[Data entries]
=-=-=-=-=

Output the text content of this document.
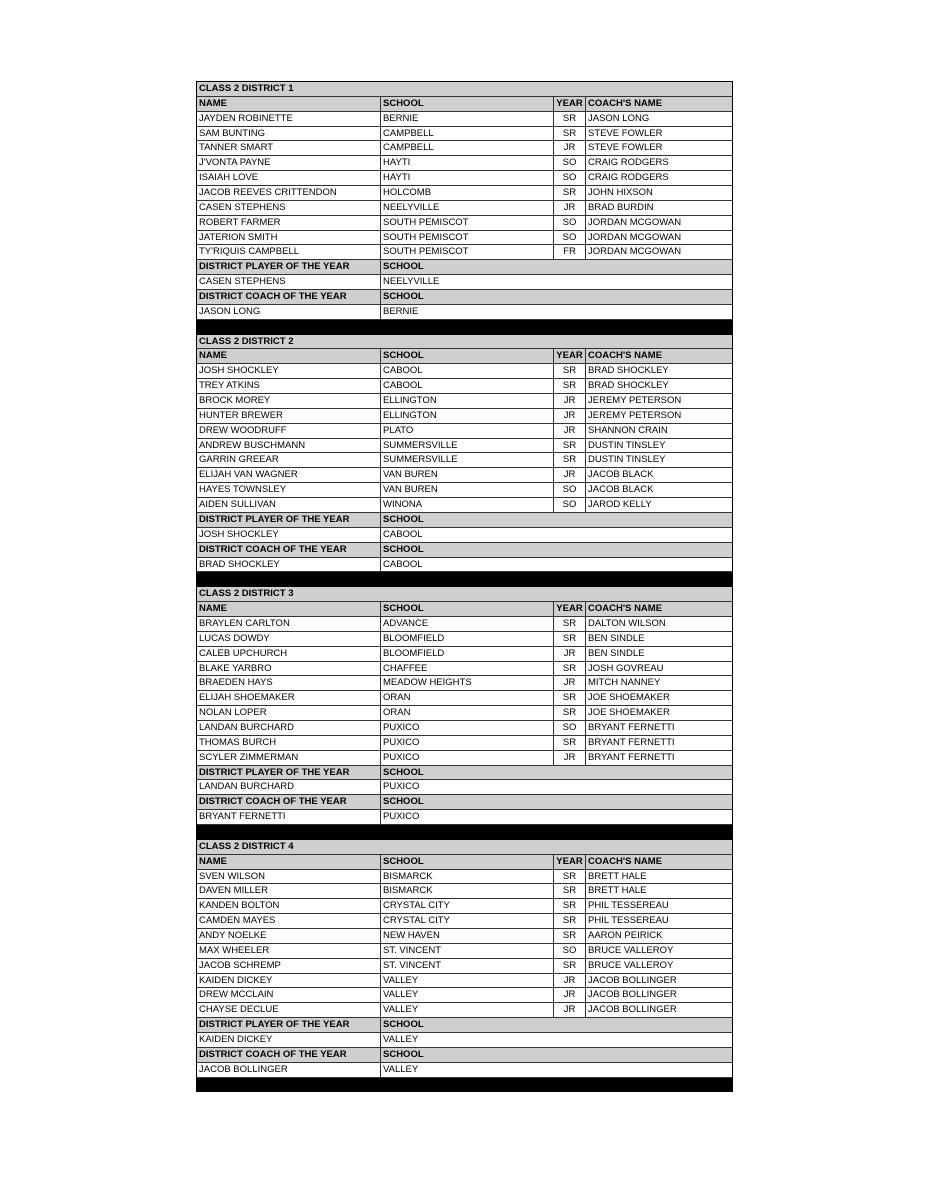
CLASS 2 DISTRICT 1
NAME	SCHOOL	YEAR COACH'S NAME
JAYDEN ROBINETTE	BERNIE	SR	JASON LONG
SAM BUNTING	CAMPBELL	SR	STEVE FOWLER
TANNER SMART	CAMPBELL	JR	STEVE FOWLER
J'VONTA PAYNE	HAYTI	SO	CRAIG RODGERS
ISAIAH LOVE	HAYTI	SO	CRAIG RODGERS
JACOB REEVES CRITTENDON	HOLCOMB	SR	JOHN HIXSON
CASEN STEPHENS	NEELYVILLE	JR	BRAD BURDIN
ROBERT FARMER	SOUTH PEMISCOT	SO	JORDAN MCGOWAN
JATERION SMITH	SOUTH PEMISCOT	SO	JORDAN MCGOWAN
TY'RIQUIS CAMPBELL	SOUTH PEMISCOT	FR	JORDAN MCGOWAN
DISTRICT PLAYER OF THE YEAR	SCHOOL
CASEN STEPHENS	NEELYVILLE
DISTRICT COACH OF THE YEAR	SCHOOL
JASON LONG	BERNIE
CLASS 2 DISTRICT 2
NAME	SCHOOL	YEAR COACH'S NAME
JOSH SHOCKLEY	CABOOL	SR	BRAD SHOCKLEY
TREY ATKINS	CABOOL	SR	BRAD SHOCKLEY
BROCK MOREY	ELLINGTON	JR	JEREMY PETERSON
HUNTER BREWER	ELLINGTON	JR	JEREMY PETERSON
DREW WOODRUFF	PLATO	JR	SHANNON CRAIN
ANDREW BUSCHMANN	SUMMERSVILLE	SR	DUSTIN TINSLEY
GARRIN GREEAR	SUMMERSVILLE	SR	DUSTIN TINSLEY
ELIJAH VAN WAGNER	VAN BUREN	JR	JACOB BLACK
HAYES TOWNSLEY	VAN BUREN	SO	JACOB BLACK
AIDEN SULLIVAN	WINONA	SO	JAROD KELLY
DISTRICT PLAYER OF THE YEAR	SCHOOL
JOSH SHOCKLEY	CABOOL
DISTRICT COACH OF THE YEAR	SCHOOL
BRAD SHOCKLEY	CABOOL
CLASS 2 DISTRICT 3
NAME	SCHOOL	YEAR COACH'S NAME
BRAYLEN CARLTON	ADVANCE	SR	DALTON WILSON
LUCAS DOWDY	BLOOMFIELD	SR	BEN SINDLE
CALEB UPCHURCH	BLOOMFIELD	JR	BEN SINDLE
BLAKE YARBRO	CHAFFEE	SR	JOSH GOVREAU
BRAEDEN HAYS	MEADOW HEIGHTS	JR	MITCH NANNEY
ELIJAH SHOEMAKER	ORAN	SR	JOE SHOEMAKER
NOLAN LOPER	ORAN	SR	JOE SHOEMAKER
LANDAN BURCHARD	PUXICO	SO	BRYANT FERNETTI
THOMAS BURCH	PUXICO	SR	BRYANT FERNETTI
SCYLER ZIMMERMAN	PUXICO	JR	BRYANT FERNETTI
DISTRICT PLAYER OF THE YEAR	SCHOOL
LANDAN BURCHARD	PUXICO
DISTRICT COACH OF THE YEAR	SCHOOL
BRYANT FERNETTI	PUXICO
CLASS 2 DISTRICT 4
NAME	SCHOOL	YEAR COACH'S NAME
SVEN WILSON	BISMARCK	SR	BRETT HALE
DAVEN MILLER	BISMARCK	SR	BRETT HALE
KANDEN BOLTON	CRYSTAL CITY	SR	PHIL TESSEREAU
CAMDEN MAYES	CRYSTAL CITY	SR	PHIL TESSEREAU
ANDY NOELKE	NEW HAVEN	SR	AARON PEIRICK
MAX WHEELER	ST. VINCENT	SO	BRUCE VALLEROY
JACOB SCHREMP	ST. VINCENT	SR	BRUCE VALLEROY
KAIDEN DICKEY	VALLEY	JR	JACOB BOLLINGER
DREW MCCLAIN	VALLEY	JR	JACOB BOLLINGER
CHAYSE DECLUE	VALLEY	JR	JACOB BOLLINGER
DISTRICT PLAYER OF THE YEAR	SCHOOL
KAIDEN DICKEY	VALLEY
DISTRICT COACH OF THE YEAR	SCHOOL
JACOB BOLLINGER	VALLEY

=-=-=-=-=

* [Set task] Go through the material above and count the lines that contain "RODGERS"; give that number alone.

* [Written response] 2